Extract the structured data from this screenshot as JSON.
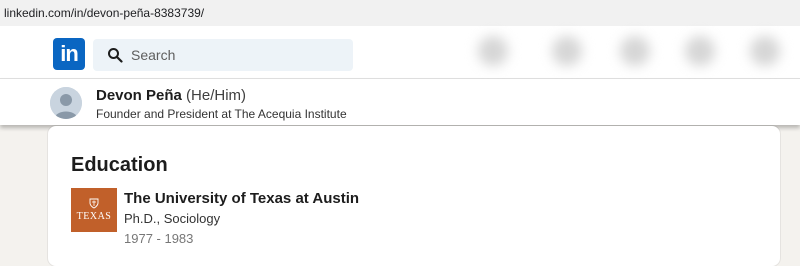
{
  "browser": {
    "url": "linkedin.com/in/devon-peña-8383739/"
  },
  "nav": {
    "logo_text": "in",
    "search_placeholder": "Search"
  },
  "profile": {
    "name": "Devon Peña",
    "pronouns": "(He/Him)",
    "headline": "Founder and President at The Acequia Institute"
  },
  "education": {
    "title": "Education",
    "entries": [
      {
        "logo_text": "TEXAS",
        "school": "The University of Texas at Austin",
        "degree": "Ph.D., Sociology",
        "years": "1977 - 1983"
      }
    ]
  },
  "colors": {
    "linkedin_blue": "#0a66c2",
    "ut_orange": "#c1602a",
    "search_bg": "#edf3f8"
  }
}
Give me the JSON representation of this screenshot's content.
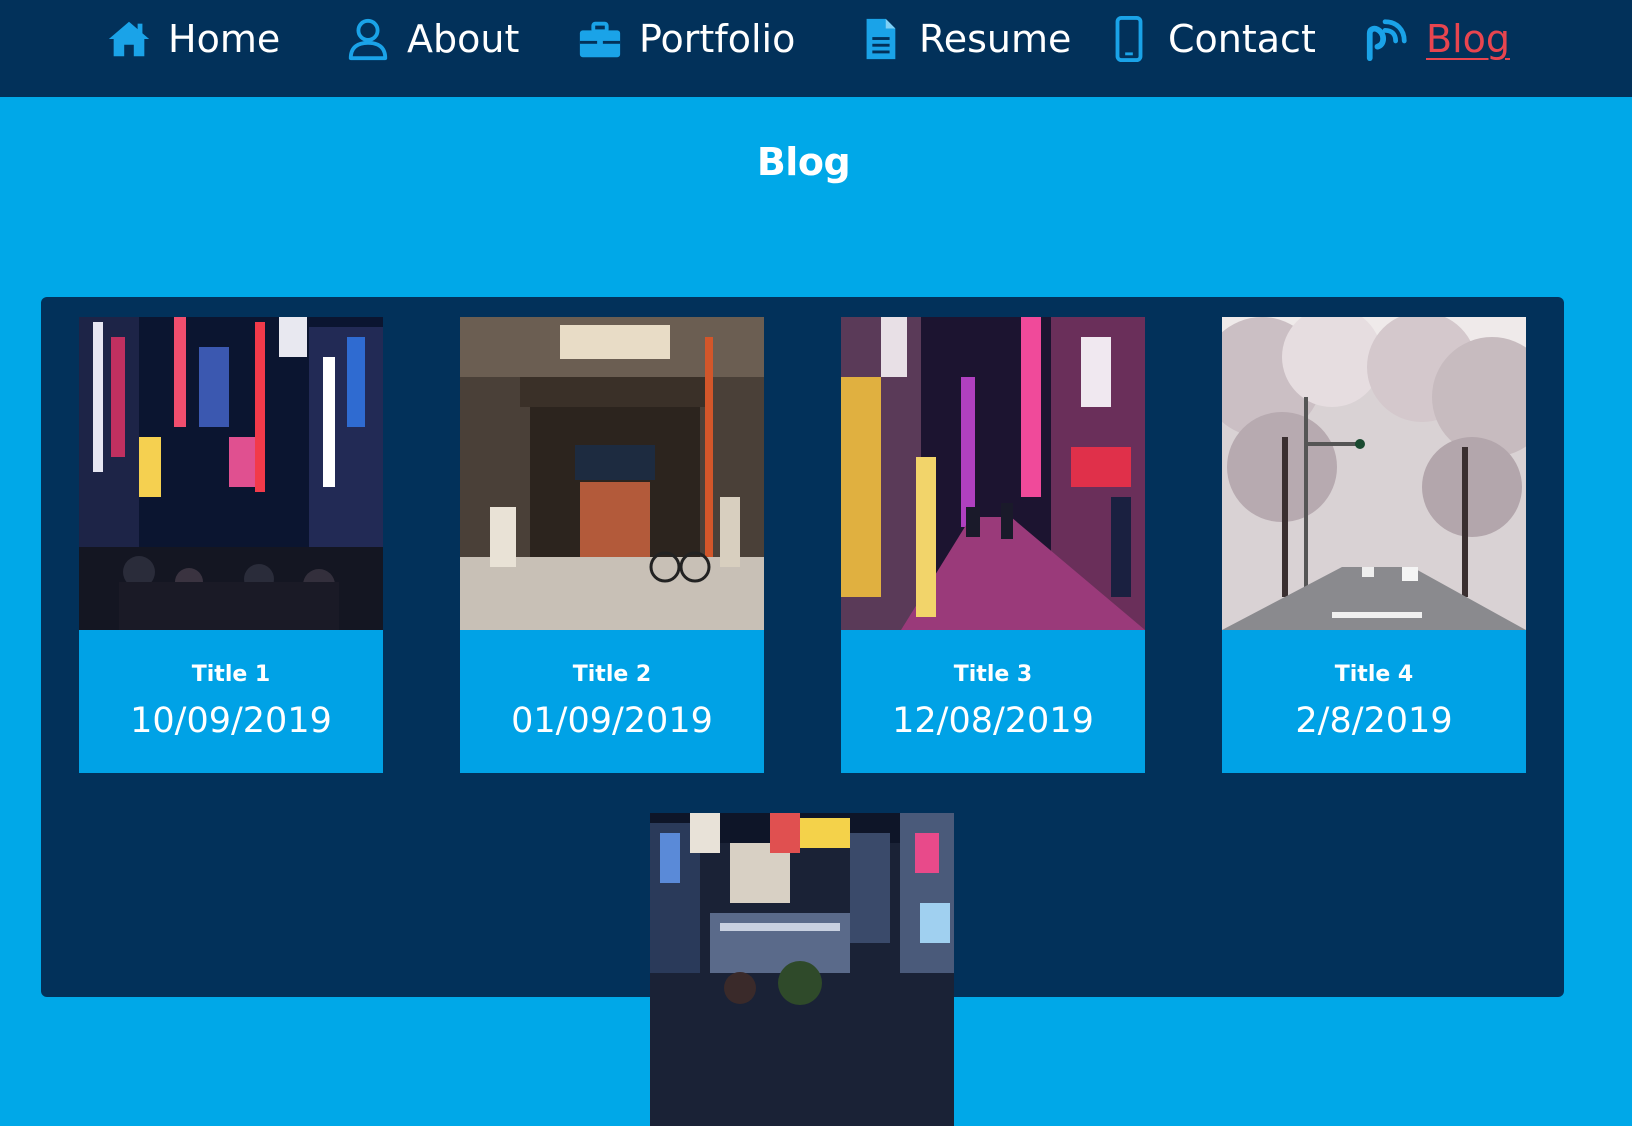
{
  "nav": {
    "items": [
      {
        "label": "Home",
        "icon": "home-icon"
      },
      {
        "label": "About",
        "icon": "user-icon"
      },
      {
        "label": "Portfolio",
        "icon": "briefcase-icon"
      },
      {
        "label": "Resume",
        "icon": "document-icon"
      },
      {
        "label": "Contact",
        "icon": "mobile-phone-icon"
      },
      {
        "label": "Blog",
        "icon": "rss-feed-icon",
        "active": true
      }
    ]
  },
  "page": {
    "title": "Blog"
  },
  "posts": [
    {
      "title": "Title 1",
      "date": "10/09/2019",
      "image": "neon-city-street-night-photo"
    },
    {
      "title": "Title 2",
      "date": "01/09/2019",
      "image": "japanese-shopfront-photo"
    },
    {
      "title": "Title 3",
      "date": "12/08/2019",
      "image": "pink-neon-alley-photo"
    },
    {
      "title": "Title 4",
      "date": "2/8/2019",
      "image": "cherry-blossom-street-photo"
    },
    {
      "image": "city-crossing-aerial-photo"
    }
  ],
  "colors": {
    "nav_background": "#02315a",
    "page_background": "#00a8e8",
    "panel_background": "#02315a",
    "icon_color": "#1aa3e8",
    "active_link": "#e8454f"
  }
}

━━━━━━

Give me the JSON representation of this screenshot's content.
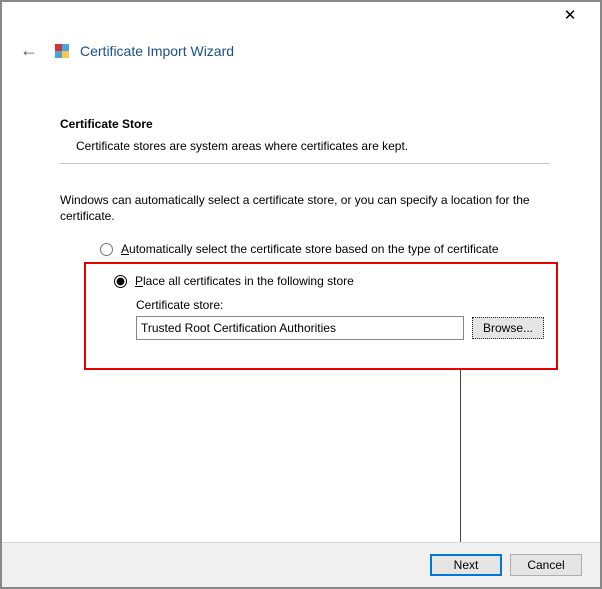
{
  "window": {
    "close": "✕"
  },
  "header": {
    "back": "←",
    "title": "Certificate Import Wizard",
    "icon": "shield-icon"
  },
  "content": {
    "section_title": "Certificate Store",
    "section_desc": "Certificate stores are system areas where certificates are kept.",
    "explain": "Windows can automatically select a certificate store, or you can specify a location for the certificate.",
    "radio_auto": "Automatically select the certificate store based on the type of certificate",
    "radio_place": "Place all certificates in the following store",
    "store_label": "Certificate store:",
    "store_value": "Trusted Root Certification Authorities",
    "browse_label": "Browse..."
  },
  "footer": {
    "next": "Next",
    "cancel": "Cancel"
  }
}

━━━━━━

- The problem: Check each line of the data above for the word "certificates", then state how many lines have it. Give the number alone.

- Task response: 2